**REQUIREMENTS:**
Print the line containing "What text is on this page?" and each line after it through the end, please, with nothing added.

**DATASET RECORDS:**
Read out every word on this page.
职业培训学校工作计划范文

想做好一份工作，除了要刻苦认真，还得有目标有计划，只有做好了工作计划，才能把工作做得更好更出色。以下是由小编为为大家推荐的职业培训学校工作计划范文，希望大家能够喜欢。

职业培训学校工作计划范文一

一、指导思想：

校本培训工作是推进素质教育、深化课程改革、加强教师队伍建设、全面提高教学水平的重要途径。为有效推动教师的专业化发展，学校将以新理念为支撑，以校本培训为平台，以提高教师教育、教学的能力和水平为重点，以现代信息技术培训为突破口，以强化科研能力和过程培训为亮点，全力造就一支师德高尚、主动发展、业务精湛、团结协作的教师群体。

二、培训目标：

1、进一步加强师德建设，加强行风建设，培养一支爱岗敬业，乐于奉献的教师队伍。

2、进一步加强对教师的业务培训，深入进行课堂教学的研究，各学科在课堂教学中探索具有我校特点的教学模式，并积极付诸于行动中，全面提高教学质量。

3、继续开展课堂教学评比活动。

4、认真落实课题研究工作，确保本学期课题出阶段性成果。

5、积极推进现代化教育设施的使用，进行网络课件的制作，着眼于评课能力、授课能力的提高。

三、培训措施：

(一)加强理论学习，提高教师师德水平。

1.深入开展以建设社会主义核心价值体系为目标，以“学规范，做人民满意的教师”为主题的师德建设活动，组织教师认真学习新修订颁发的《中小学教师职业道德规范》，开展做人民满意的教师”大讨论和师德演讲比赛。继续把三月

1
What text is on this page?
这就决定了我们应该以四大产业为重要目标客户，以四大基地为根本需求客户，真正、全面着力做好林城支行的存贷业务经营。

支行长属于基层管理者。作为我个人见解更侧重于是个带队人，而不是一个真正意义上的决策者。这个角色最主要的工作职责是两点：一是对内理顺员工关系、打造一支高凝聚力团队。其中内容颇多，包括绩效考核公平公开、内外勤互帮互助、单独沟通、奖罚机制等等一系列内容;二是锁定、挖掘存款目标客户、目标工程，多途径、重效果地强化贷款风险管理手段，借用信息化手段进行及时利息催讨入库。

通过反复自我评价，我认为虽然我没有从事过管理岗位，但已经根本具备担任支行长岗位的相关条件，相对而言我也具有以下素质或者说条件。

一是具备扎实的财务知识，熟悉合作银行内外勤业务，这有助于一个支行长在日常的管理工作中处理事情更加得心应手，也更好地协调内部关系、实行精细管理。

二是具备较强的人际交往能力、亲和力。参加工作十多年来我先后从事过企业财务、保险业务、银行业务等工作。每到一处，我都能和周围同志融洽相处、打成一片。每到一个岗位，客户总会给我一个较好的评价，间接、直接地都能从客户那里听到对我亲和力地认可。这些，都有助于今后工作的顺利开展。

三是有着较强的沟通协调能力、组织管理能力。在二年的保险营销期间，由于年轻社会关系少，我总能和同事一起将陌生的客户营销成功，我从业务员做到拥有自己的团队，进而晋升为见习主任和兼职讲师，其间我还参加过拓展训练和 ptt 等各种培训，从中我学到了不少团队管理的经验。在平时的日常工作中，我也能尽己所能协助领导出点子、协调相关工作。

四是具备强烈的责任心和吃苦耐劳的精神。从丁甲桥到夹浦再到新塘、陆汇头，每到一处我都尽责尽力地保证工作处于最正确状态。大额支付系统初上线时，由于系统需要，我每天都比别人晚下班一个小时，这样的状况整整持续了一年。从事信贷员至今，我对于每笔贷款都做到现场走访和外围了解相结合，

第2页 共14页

**THE OUTPUT:**
What text is on this page?
这就决定了我们应该以四大产业为重要目标客户，以四大基地为根本需求客户，真正、全面着力做好林城支行的存贷业务经营。

支行长属于基层管理者。作为我个人见解更侧重于是个带队人，而不是一个真正意义上的决策者。这个角色最主要的工作职责是两点：一是对内理顺员工关系、打造一支高凝聚力团队。其中内容颇多，包括绩效考核公平公开、内外勤互帮互助、单独沟通、奖罚机制等等一系列内容;二是锁定、挖掘存款目标客户、目标工程，多途径、重效果地强化贷款风险管理手段，借用信息化手段进行及时利息催讨入库。

通过反复自我评价，我认为虽然我没有从事过管理岗位，但已经根本具备担任支行长岗位的相关条件，相对而言我也具有以下素质或者说条件。

一是具备扎实的财务知识，熟悉合作银行内外勤业务，这有助于一个支行长在日常的管理工作中处理事情更加得心应手，也更好地协调内部关系、实行精细管理。

二是具备较强的人际交往能力、亲和力。参加工作十多年来我先后从事过企业财务、保险业务、银行业务等工作。每到一处，我都能和周围同志融洽相处、打成一片。每到一个岗位，客户总会给我一个较好的评价，间接、直接地都能从客户那里听到对我亲和力地认可。这些，都有助于今后工作的顺利开展。

三是有着较强的沟通协调能力、组织管理能力。在二年的保险营销期间，由于年轻社会关系少，我总能和同事一起将陌生的客户营销成功，我从业务员做到拥有自己的团队，进而晋升为见习主任和兼职讲师，其间我还参加过拓展训练和 ptt 等各种培训，从中我学到了不少团队管理的经验。在平时的日常工作中，我也能尽己所能协助领导出点子、协调相关工作。

四是具备强烈的责任心和吃苦耐劳的精神。从丁甲桥到夹浦再到新塘、陆汇头，每到一处我都尽责尽力地保证工作处于最正确状态。大额支付系统初上线时，由于系统需要，我每天都比别人晚下班一个小时，这样的状况整整持续了一年。从事信贷员至今，我对于每笔贷款都做到现场走访和外围了解相结合，

第2页 共14页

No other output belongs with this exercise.